Given exercise: Copy out every record below, word for word.
## Start Data extract
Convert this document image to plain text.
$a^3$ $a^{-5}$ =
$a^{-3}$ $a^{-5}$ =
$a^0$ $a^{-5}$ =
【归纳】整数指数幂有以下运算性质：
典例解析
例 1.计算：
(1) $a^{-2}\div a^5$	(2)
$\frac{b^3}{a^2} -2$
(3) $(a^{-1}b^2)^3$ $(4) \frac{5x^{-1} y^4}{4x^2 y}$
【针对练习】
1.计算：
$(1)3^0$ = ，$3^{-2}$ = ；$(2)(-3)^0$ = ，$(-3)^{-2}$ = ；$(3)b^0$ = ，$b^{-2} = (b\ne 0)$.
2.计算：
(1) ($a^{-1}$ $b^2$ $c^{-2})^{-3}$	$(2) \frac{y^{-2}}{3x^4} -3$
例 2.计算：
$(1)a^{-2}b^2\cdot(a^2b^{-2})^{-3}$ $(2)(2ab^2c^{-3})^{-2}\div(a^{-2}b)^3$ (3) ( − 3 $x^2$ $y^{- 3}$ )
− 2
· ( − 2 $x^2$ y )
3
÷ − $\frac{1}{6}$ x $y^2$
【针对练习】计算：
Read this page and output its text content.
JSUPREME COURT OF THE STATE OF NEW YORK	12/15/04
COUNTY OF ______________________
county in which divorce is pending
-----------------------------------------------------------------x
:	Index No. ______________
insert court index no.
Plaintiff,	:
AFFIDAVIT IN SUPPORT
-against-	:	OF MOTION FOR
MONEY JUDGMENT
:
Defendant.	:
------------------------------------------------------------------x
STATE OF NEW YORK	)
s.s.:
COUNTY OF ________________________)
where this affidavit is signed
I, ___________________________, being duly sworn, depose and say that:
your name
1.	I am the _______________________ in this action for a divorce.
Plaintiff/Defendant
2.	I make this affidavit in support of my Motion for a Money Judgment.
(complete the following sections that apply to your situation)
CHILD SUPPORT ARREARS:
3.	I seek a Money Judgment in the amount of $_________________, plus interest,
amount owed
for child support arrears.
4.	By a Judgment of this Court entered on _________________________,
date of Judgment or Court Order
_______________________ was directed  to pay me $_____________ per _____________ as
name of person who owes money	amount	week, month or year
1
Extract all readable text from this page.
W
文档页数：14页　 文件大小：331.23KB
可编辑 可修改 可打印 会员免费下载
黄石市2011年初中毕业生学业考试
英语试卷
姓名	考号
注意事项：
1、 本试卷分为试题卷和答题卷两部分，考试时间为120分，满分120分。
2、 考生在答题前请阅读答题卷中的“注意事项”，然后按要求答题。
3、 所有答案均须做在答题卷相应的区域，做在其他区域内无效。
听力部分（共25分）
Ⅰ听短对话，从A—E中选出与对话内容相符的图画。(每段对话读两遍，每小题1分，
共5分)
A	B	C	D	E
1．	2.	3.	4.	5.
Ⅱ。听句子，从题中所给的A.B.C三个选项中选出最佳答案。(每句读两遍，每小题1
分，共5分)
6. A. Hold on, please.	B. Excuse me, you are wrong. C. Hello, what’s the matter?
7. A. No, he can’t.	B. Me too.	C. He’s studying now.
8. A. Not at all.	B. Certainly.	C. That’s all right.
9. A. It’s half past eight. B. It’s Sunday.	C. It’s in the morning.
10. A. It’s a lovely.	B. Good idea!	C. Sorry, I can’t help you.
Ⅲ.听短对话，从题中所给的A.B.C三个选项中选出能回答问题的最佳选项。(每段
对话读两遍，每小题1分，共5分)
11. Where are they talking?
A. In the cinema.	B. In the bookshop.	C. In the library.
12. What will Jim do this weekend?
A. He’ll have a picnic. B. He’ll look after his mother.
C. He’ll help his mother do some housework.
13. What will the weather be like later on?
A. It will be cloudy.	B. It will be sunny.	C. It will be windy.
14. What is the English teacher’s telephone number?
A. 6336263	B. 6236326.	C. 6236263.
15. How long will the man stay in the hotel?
## End Data extract
Final result:
Convert this document image to plain text.
$a^3$ $a^{-5}$ =
$a^{-3}$ $a^{-5}$ =
$a^0$ $a^{-5}$ =
【归纳】整数指数幂有以下运算性质：
典例解析
例 1.计算：
(1) $a^{-2}\div a^5$	(2)
$\frac{b^3}{a^2} -2$
(3) $(a^{-1}b^2)^3$ $(4) \frac{5x^{-1} y^4}{4x^2 y}$
【针对练习】
1.计算：
$(1)3^0$ = ，$3^{-2}$ = ；$(2)(-3)^0$ = ，$(-3)^{-2}$ = ；$(3)b^0$ = ，$b^{-2} = (b\ne 0)$.
2.计算：
(1) ($a^{-1}$ $b^2$ $c^{-2})^{-3}$	$(2) \frac{y^{-2}}{3x^4} -3$
例 2.计算：
$(1)a^{-2}b^2\cdot(a^2b^{-2})^{-3}$ $(2)(2ab^2c^{-3})^{-2}\div(a^{-2}b)^3$ (3) ( − 3 $x^2$ $y^{- 3}$ )
− 2
· ( − 2 $x^2$ y )
3
÷ − $\frac{1}{6}$ x $y^2$
【针对练习】计算：
Read this page and output its text content.
JSUPREME COURT OF THE STATE OF NEW YORK	12/15/04
COUNTY OF ______________________
county in which divorce is pending
-----------------------------------------------------------------x
:	Index No. ______________
insert court index no.
Plaintiff,	:
AFFIDAVIT IN SUPPORT
-against-	:	OF MOTION FOR
MONEY JUDGMENT
:
Defendant.	:
------------------------------------------------------------------x
STATE OF NEW YORK	)
s.s.:
COUNTY OF ________________________)
where this affidavit is signed
I, ___________________________, being duly sworn, depose and say that:
your name
1.	I am the _______________________ in this action for a divorce.
Plaintiff/Defendant
2.	I make this affidavit in support of my Motion for a Money Judgment.
(complete the following sections that apply to your situation)
CHILD SUPPORT ARREARS:
3.	I seek a Money Judgment in the amount of $_________________, plus interest,
amount owed
for child support arrears.
4.	By a Judgment of this Court entered on _________________________,
date of Judgment or Court Order
_______________________ was directed  to pay me $_____________ per _____________ as
name of person who owes money	amount	week, month or year
1
Extract all readable text from this page.
W
文档页数：14页　 文件大小：331.23KB
可编辑 可修改 可打印 会员免费下载
黄石市2011年初中毕业生学业考试
英语试卷
姓名	考号
注意事项：
1、 本试卷分为试题卷和答题卷两部分，考试时间为120分，满分120分。
2、 考生在答题前请阅读答题卷中的“注意事项”，然后按要求答题。
3、 所有答案均须做在答题卷相应的区域，做在其他区域内无效。
听力部分（共25分）
Ⅰ听短对话，从A—E中选出与对话内容相符的图画。(每段对话读两遍，每小题1分，
共5分)
A	B	C	D	E
1．	2.	3.	4.	5.
Ⅱ。听句子，从题中所给的A.B.C三个选项中选出最佳答案。(每句读两遍，每小题1
分，共5分)
6. A. Hold on, please.	B. Excuse me, you are wrong. C. Hello, what’s the matter?
7. A. No, he can’t.	B. Me too.	C. He’s studying now.
8. A. Not at all.	B. Certainly.	C. That’s all right.
9. A. It’s half past eight. B. It’s Sunday.	C. It’s in the morning.
10. A. It’s a lovely.	B. Good idea!	C. Sorry, I can’t help you.
Ⅲ.听短对话，从题中所给的A.B.C三个选项中选出能回答问题的最佳选项。(每段
对话读两遍，每小题1分，共5分)
11. Where are they talking?
A. In the cinema.	B. In the bookshop.	C. In the library.
12. What will Jim do this weekend?
A. He’ll have a picnic. B. He’ll look after his mother.
C. He’ll help his mother do some housework.
13. What will the weather be like later on?
A. It will be cloudy.	B. It will be sunny.	C. It will be windy.
14. What is the English teacher’s telephone number?
A. 6336263	B. 6236326.	C. 6236263.
15. How long will the man stay in the hotel?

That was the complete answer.